Saved entries
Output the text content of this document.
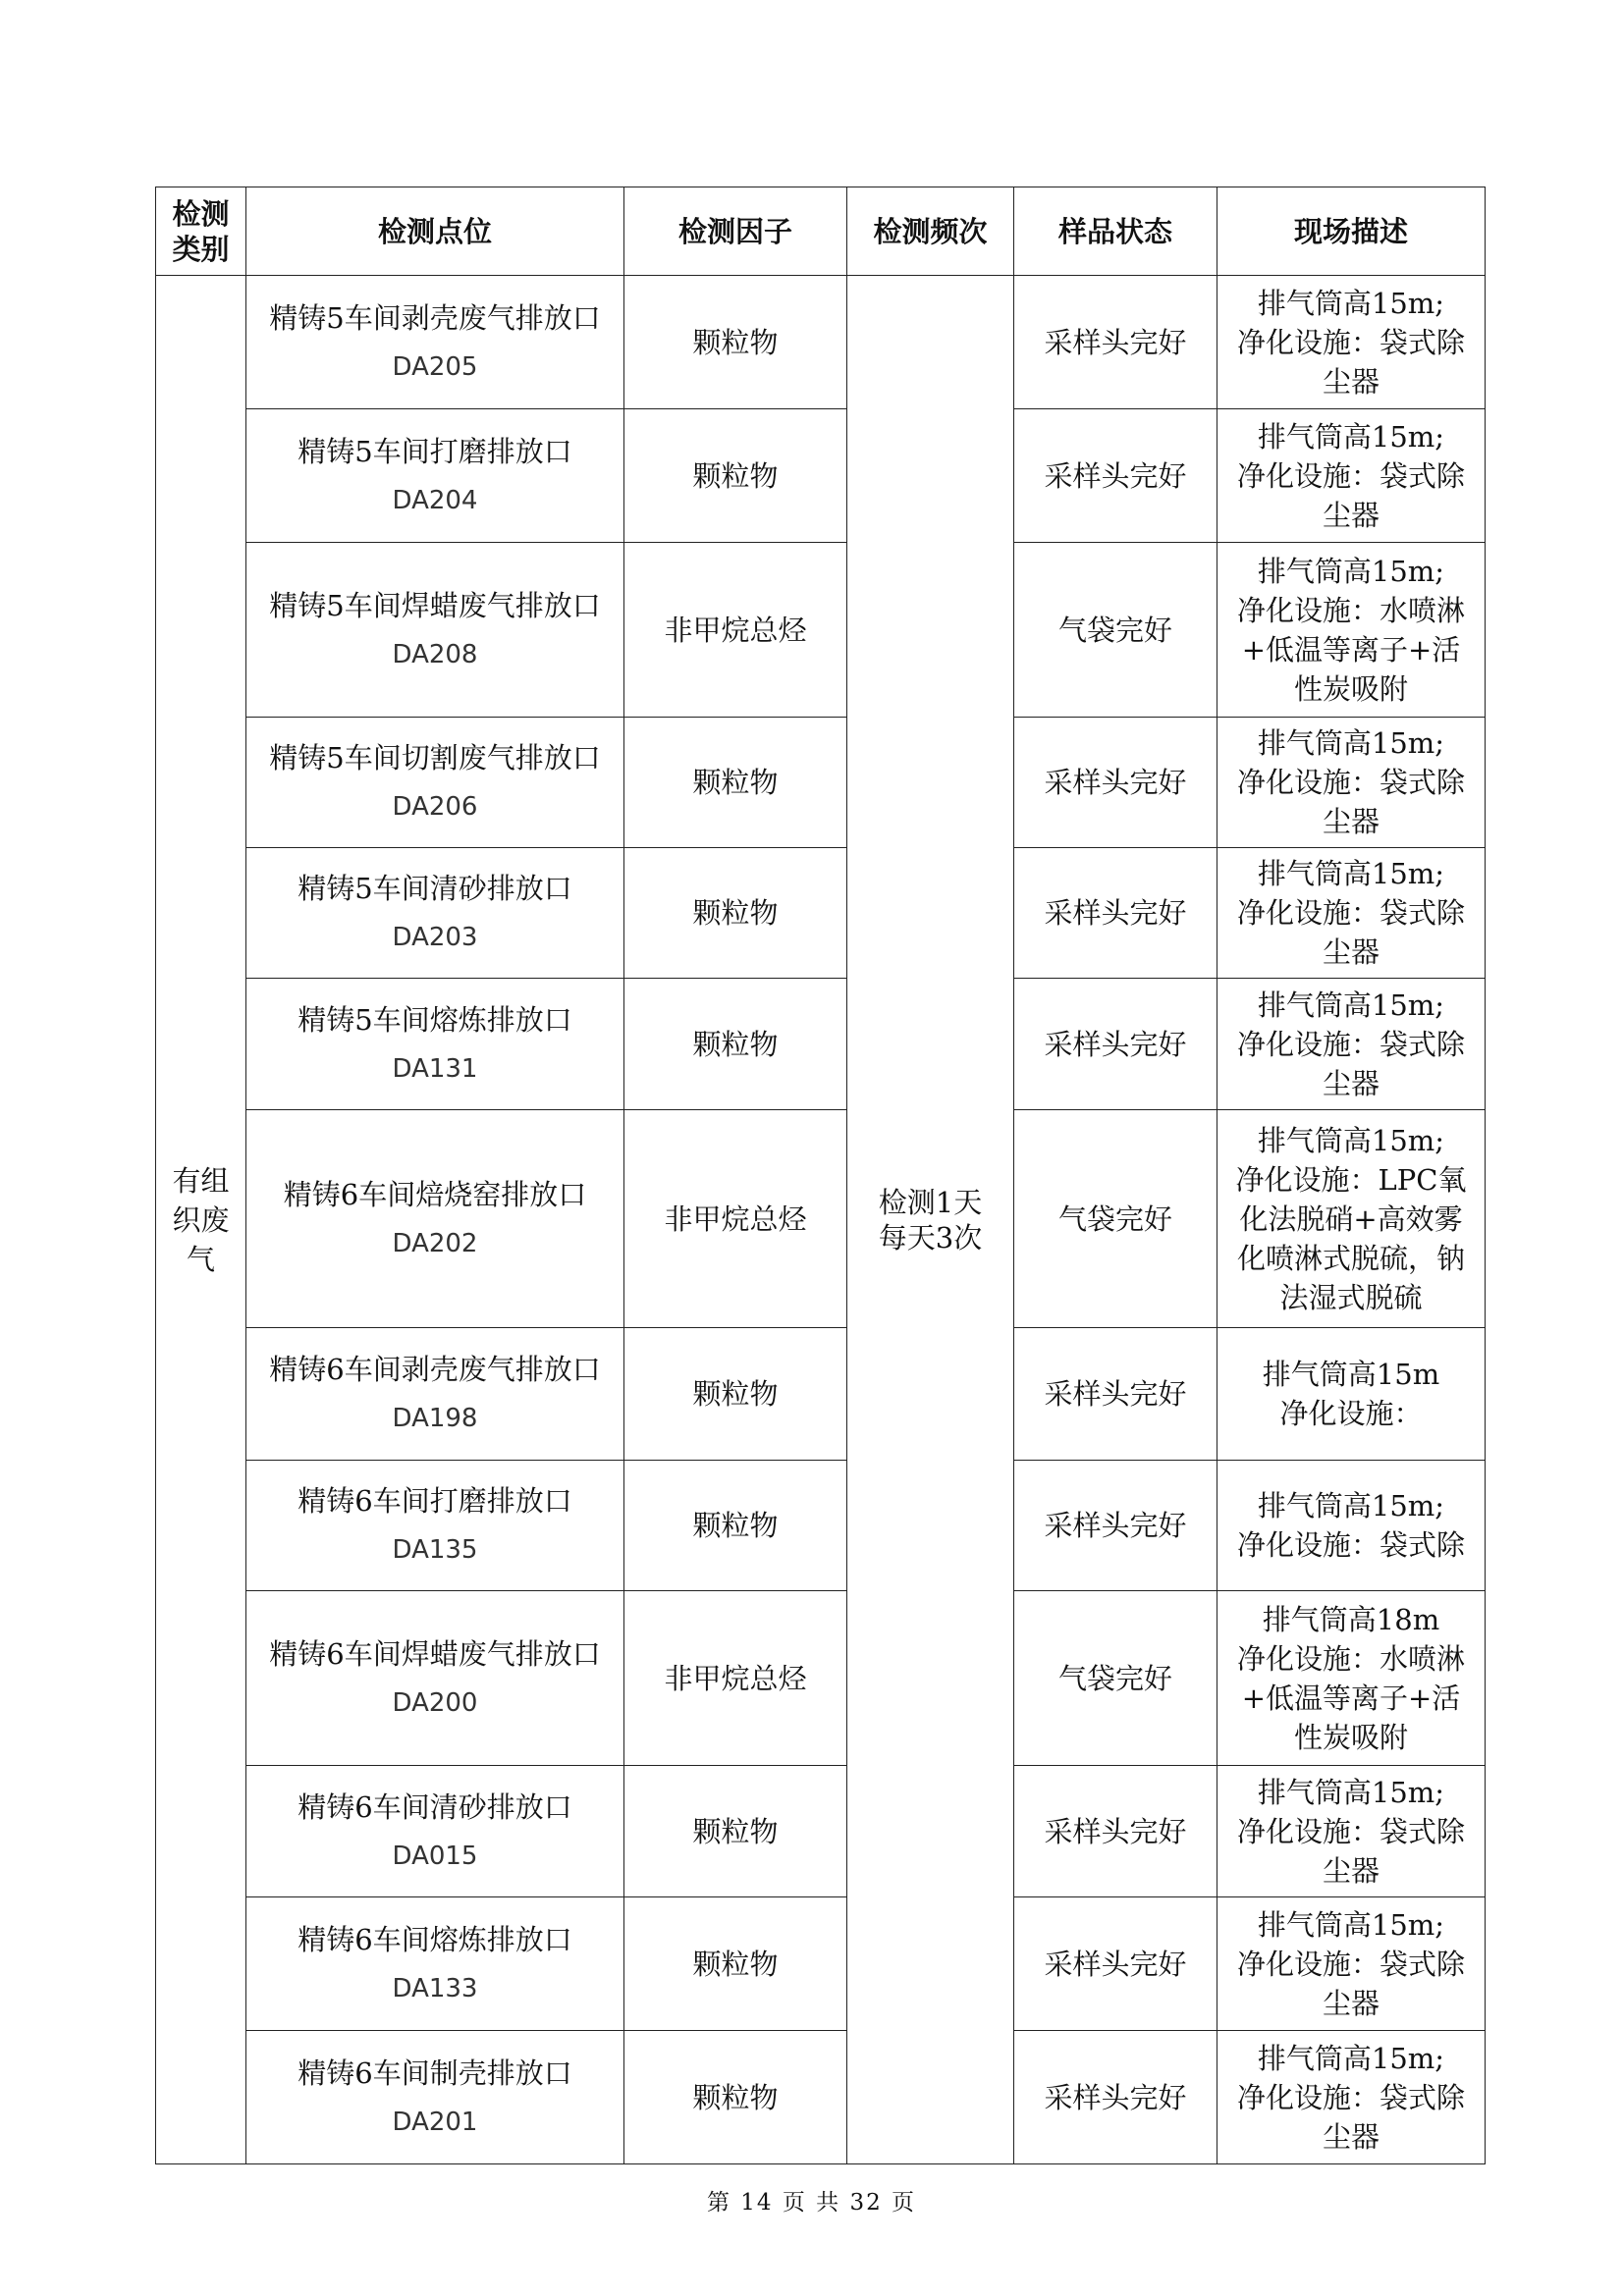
检测
类别	检测点位	检测因子	检测频次	样品状态	现场描述

有组
织废
气	精铸5车间剥壳废气排放口
DA205	颗粒物	检测1天
每天3次	采样头完好	排气筒高15m;
净化设施：袋式除
尘器

	精铸5车间打磨排放口
DA204	颗粒物		采样头完好	排气筒高15m;
净化设施：袋式除
尘器

	精铸5车间焊蜡废气排放口
DA208	非甲烷总烃		气袋完好	排气筒高15m;
净化设施：水喷淋
+低温等离子+活
性炭吸附

	精铸5车间切割废气排放口
DA206	颗粒物		采样头完好	排气筒高15m;
净化设施：袋式除
尘器

	精铸5车间清砂排放口
DA203	颗粒物		采样头完好	排气筒高15m;
净化设施：袋式除
尘器

	精铸5车间熔炼排放口
DA131	颗粒物		采样头完好	排气筒高15m;
净化设施：袋式除
尘器

	精铸6车间焙烧窑排放口
DA202	非甲烷总烃		气袋完好	排气筒高15m;
净化设施：LPC氧
化法脱硝+高效雾
化喷淋式脱硫，钠
法湿式脱硫

	精铸6车间剥壳废气排放口
DA198	颗粒物		采样头完好	排气筒高15m
净化设施：

	精铸6车间打磨排放口
DA135	颗粒物		采样头完好	排气筒高15m;
净化设施：袋式除

	精铸6车间焊蜡废气排放口
DA200	非甲烷总烃		气袋完好	排气筒高18m
净化设施：水喷淋
+低温等离子+活
性炭吸附

	精铸6车间清砂排放口
DA015	颗粒物		采样头完好	排气筒高15m;
净化设施：袋式除
尘器

	精铸6车间熔炼排放口
DA133	颗粒物		采样头完好	排气筒高15m;
净化设施：袋式除
尘器

	精铸6车间制壳排放口
DA201	颗粒物		采样头完好	排气筒高15m;
净化设施：袋式除
尘器
第 14 页 共 32 页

Work instructions:
Set down all the data again exactly as above, pictures excluded.

Exercise solution:
Output the text content of this document.
检测
类别	检测点位	检测因子	检测频次	样品状态	现场描述

有组
织废
气	精铸5车间剥壳废气排放口
DA205	颗粒物	检测1天
每天3次	采样头完好	排气筒高15m;
净化设施：袋式除
尘器

	精铸5车间打磨排放口
DA204	颗粒物		采样头完好	排气筒高15m;
净化设施：袋式除
尘器

	精铸5车间焊蜡废气排放口
DA208	非甲烷总烃		气袋完好	排气筒高15m;
净化设施：水喷淋
+低温等离子+活
性炭吸附

	精铸5车间切割废气排放口
DA206	颗粒物		采样头完好	排气筒高15m;
净化设施：袋式除
尘器

	精铸5车间清砂排放口
DA203	颗粒物		采样头完好	排气筒高15m;
净化设施：袋式除
尘器

	精铸5车间熔炼排放口
DA131	颗粒物		采样头完好	排气筒高15m;
净化设施：袋式除
尘器

	精铸6车间焙烧窑排放口
DA202	非甲烷总烃		气袋完好	排气筒高15m;
净化设施：LPC氧
化法脱硝+高效雾
化喷淋式脱硫，钠
法湿式脱硫

	精铸6车间剥壳废气排放口
DA198	颗粒物		采样头完好	排气筒高15m
净化设施：

	精铸6车间打磨排放口
DA135	颗粒物		采样头完好	排气筒高15m;
净化设施：袋式除

	精铸6车间焊蜡废气排放口
DA200	非甲烷总烃		气袋完好	排气筒高18m
净化设施：水喷淋
+低温等离子+活
性炭吸附

	精铸6车间清砂排放口
DA015	颗粒物		采样头完好	排气筒高15m;
净化设施：袋式除
尘器

	精铸6车间熔炼排放口
DA133	颗粒物		采样头完好	排气筒高15m;
净化设施：袋式除
尘器

	精铸6车间制壳排放口
DA201	颗粒物		采样头完好	排气筒高15m;
净化设施：袋式除
尘器
第 14 页 共 32 页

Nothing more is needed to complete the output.